TEXT ::
Getting started with functional statistical testing • funStatTest

library(funStatTest)

Authorship and license

This package was developped by:

Zaineb Smida ORCID
Ghislain Durif link ORCID

Data simulation

Here are some functions used to simulate clustered trajectories of functional data associated to a spatial location.

Simulate a single trajectory

The functional data simulation process is described in [1, section 3.1].

simu_vec <- simul_traj(100)
plot(simu_vec, xlab = "point", ylab = "value")

Simulate trajectoris from two samples diverging by a delta

simu_data <- simul_data(
    n_point = 100, n_obs1 = 50, n_obs2 = 75, c_val = 10, 
    delta_shape = "constant", distrib = "normal"
)
str(simu_data)
#> List of 4
#>  $ mat_sample1: num [1:100, 1:50] 10 10 9.99 9.99 9.99 ...
#>  $ mat_sample2: num [1:100, 1:75] 0 0.00555 0.01109 0.0166 0.02208 ...

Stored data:
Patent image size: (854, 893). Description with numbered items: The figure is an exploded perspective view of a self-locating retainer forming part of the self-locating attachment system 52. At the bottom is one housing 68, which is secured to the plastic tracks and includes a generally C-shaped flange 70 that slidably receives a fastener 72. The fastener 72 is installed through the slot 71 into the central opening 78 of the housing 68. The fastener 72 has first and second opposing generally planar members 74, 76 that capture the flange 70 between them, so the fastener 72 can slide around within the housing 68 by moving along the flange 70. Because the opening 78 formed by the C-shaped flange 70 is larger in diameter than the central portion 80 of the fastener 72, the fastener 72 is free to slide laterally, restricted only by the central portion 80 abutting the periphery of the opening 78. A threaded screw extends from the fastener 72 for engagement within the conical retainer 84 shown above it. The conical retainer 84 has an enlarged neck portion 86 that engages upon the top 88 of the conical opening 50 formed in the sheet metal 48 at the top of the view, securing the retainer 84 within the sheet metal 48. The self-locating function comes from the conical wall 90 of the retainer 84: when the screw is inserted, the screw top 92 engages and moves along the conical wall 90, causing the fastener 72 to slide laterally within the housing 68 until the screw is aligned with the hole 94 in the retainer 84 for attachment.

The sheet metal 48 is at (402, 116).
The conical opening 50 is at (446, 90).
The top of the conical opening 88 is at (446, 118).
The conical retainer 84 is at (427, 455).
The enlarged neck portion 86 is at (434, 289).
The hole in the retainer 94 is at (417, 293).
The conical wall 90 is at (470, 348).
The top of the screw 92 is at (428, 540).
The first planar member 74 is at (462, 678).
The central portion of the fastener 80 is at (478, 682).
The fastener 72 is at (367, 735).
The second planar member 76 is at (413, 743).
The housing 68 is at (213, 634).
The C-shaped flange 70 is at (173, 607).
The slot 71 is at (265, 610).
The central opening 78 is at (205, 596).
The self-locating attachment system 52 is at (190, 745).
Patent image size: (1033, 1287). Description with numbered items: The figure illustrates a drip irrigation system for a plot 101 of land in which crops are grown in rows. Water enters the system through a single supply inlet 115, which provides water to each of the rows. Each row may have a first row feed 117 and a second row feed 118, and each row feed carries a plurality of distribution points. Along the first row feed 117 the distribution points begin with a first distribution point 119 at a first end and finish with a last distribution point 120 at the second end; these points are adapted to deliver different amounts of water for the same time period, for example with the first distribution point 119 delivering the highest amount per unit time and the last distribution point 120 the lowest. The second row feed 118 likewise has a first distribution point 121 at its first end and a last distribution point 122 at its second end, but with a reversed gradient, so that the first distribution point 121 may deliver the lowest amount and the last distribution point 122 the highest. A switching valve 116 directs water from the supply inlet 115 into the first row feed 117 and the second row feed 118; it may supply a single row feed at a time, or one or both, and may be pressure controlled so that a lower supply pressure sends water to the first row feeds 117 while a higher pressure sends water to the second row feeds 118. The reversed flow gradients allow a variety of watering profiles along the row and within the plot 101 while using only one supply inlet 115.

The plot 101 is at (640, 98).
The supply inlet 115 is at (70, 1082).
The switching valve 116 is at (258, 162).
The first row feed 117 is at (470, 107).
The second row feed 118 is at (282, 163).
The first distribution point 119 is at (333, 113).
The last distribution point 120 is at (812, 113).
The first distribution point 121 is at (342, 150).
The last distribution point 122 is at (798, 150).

ACTIVITY A ::
Write out the part of the funStatTest guide from "The functional data" to "str(simu_data)".
ACTIVITY B ::
List every argument name passed to simul_data in the funStatTest guide.
ACTIVITY C ::
Please carry on the funStatTest guide from the point where it stops.

RESPONSE BOX A ::
The functional data simulation process is described in [1, section 3.1].

simu_vec <- simul_traj(100)
plot(simu_vec, xlab = "point", ylab = "value")

Simulate trajectoris from two samples diverging by a delta

simu_data <- simul_data(
    n_point = 100, n_obs1 = 50, n_obs2 = 75, c_val = 10, 
    delta_shape = "constant", distrib = "normal"
)
str(simu_data)

RESPONSE BOX B ::
n_point, n_obs1, n_obs2, c_val, delta_shape, distrib

RESPONSE BOX C ::
#>  $ c_val      : num 10
#>  $ delta_shape: chr "constant"

Graphical representation of simulated spatial clustered data

# constant delta
simu_data <- simul_data(
    n_point = 100, n_obs1 = 50, n_obs2 = 75, c_val = 5, 
    delta_shape = "constant", distrib = "normal"
)
plot_simu(simu_data)

# linear delta
simu_data <- simul_data(
    n_point = 100, n_obs1 = 50, n_obs2 = 75, c_val = 5, 
    delta_shape = "linear", distrib = "normal"
)
plot_simu(simu_data)

# quadratic delta
simu_data <- simul_data(
    n_point = 100, n_obs1 = 50, n_obs2 = 75, c_val = 5, 
    delta_shape = "quadratic", distrib = "normal"
)
plot_simu(simu_data)

Statistics

MO median statistic

The \(MO\) median statistic [1] is implemented in the stat_mo() function.

simu_data <- simul_data(
    n_point = 100, n_obs1 = 50, n_obs2 = 75, c_val = 10, 
    delta_shape = "constant", distrib = "normal"
)

MatX <- simu_data$mat_sample1
MatY <- simu_data$mat_sample2

stat_mo(MatX, MatY)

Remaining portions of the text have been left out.